- _Problem description_
Scan each line of the records for the word "содержания" and extract the ones that have it.

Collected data
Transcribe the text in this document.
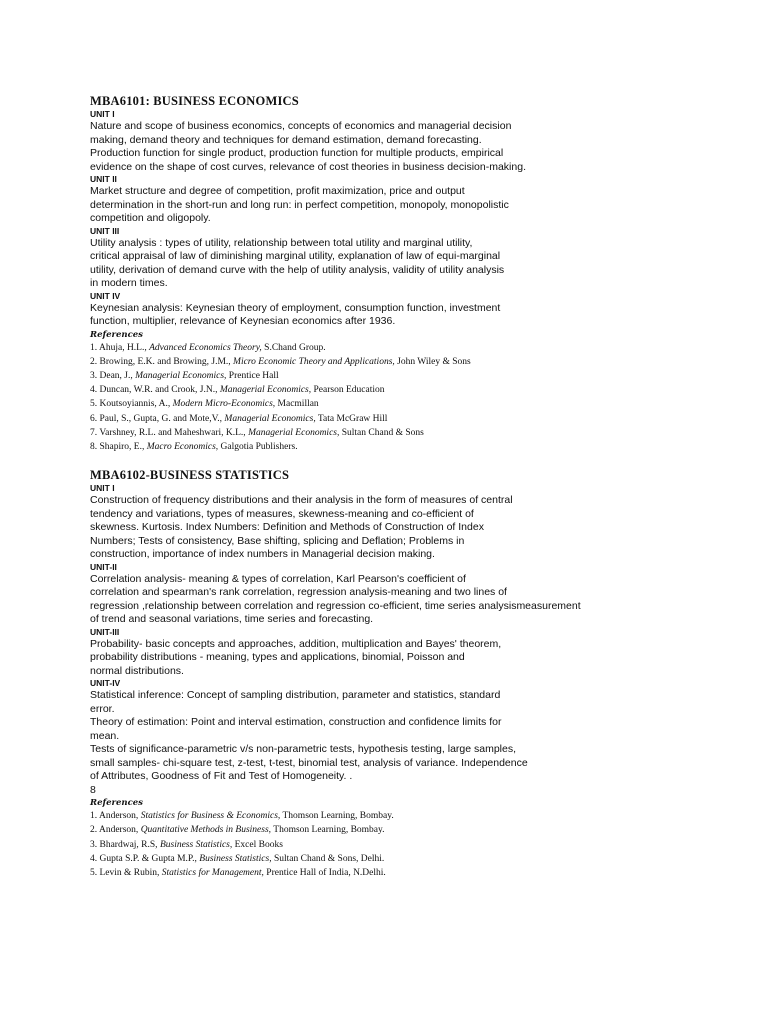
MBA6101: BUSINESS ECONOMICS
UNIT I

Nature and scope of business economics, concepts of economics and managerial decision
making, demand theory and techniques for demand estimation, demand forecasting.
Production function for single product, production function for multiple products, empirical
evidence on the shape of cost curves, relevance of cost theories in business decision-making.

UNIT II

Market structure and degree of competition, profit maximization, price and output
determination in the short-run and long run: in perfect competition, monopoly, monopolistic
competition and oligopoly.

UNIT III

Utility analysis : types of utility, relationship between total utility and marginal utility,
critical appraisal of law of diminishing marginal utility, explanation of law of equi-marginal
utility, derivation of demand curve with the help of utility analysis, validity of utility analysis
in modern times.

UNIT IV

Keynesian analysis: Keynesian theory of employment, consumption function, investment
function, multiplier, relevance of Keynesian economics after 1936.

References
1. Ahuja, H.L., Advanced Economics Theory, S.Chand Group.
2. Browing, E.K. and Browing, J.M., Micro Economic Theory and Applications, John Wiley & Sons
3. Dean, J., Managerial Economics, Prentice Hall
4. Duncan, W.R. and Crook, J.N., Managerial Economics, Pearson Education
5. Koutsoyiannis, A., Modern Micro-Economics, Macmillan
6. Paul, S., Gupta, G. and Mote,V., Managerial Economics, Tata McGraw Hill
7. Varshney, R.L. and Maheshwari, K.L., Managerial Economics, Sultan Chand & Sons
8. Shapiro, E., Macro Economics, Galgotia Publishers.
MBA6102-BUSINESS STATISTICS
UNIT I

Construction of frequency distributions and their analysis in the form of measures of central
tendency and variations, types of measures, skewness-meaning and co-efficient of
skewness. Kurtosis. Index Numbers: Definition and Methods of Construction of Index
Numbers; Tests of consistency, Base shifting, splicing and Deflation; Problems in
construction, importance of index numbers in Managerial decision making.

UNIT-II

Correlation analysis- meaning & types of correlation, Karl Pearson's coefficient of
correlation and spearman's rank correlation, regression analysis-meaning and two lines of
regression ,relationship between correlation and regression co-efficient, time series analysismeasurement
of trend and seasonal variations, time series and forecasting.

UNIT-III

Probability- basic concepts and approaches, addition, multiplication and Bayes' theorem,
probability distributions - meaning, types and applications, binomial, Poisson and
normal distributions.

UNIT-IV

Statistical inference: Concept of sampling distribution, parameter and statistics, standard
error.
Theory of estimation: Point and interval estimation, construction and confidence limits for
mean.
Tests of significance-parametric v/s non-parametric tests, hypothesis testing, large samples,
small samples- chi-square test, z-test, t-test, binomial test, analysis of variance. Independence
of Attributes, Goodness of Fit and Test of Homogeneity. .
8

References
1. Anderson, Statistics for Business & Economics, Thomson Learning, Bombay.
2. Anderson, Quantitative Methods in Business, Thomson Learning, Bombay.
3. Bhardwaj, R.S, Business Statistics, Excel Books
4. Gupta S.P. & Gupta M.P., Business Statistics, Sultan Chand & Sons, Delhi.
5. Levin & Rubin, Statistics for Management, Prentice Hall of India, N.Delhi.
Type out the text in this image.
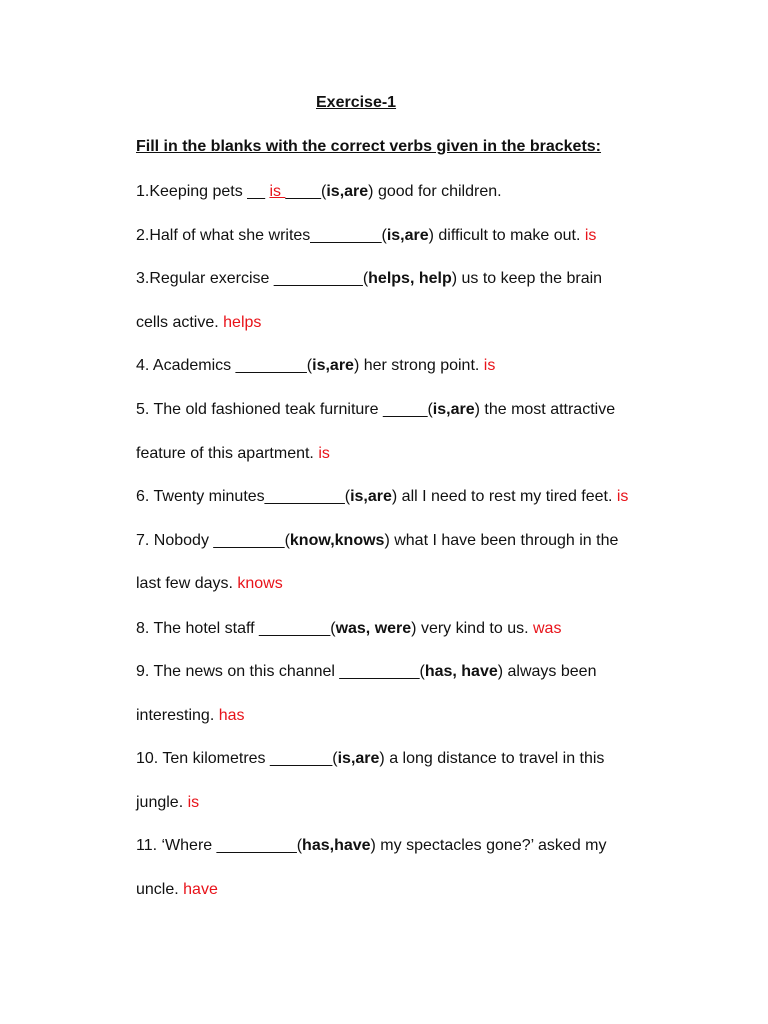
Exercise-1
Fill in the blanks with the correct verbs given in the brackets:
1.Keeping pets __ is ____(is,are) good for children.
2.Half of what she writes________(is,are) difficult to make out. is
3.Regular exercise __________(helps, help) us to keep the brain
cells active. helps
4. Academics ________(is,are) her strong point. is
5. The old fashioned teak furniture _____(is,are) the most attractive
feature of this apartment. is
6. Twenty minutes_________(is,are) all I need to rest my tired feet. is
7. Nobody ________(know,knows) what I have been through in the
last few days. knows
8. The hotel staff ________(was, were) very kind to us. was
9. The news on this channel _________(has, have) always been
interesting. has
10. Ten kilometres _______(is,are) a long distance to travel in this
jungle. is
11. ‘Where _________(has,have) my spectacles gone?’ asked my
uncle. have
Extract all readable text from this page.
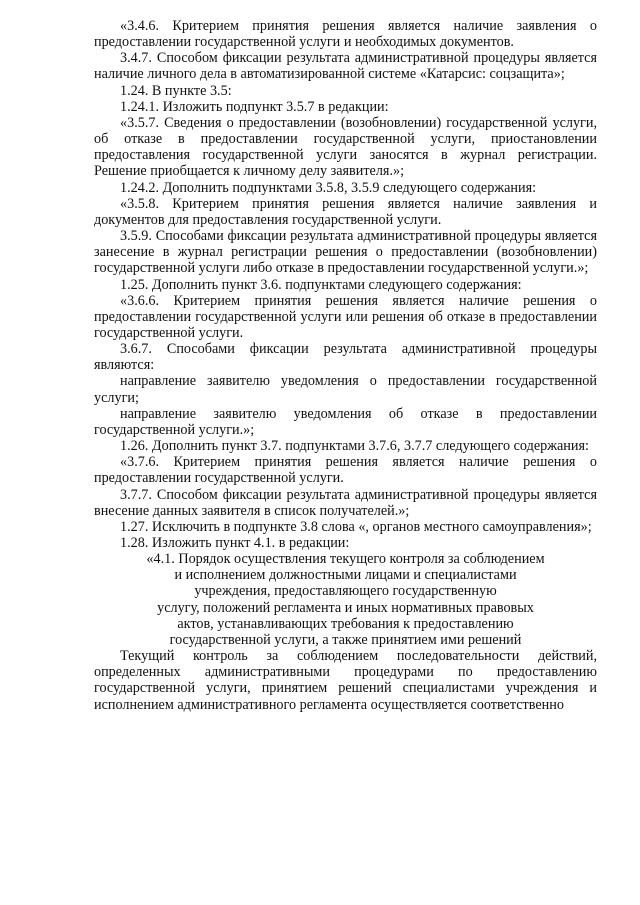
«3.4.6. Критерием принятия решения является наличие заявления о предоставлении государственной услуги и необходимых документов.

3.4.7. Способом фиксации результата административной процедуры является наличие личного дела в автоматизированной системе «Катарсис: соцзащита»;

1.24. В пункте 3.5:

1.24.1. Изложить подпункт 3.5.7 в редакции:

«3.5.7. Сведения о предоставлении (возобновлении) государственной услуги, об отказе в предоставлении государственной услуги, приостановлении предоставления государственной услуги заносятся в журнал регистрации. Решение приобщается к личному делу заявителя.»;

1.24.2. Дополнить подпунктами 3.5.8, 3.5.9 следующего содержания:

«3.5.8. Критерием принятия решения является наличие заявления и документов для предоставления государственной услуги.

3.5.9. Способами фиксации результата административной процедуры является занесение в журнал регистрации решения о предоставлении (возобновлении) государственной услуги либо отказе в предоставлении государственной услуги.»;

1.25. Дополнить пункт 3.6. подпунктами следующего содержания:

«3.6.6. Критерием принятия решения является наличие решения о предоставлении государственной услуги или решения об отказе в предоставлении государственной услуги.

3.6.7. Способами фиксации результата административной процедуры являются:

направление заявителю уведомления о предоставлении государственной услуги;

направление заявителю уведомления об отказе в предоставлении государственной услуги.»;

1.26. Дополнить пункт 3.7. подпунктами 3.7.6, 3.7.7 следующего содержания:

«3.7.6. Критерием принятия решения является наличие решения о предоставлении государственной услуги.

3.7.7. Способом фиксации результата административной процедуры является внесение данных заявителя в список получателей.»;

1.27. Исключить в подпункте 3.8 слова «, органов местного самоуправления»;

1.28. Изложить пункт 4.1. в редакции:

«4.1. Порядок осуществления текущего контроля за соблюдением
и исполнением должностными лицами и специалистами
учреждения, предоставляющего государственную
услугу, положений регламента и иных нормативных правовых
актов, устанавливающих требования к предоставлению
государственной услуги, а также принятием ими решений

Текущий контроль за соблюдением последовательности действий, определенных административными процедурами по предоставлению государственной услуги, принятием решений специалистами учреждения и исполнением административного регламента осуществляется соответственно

- _Right answer_
1.24.2. Дополнить подпунктами 3.5.8, 3.5.9 следующего содержания:
1.25. Дополнить пункт 3.6. подпунктами следующего содержания:
1.26. Дополнить пункт 3.7. подпунктами 3.7.6, 3.7.7 следующего содержания:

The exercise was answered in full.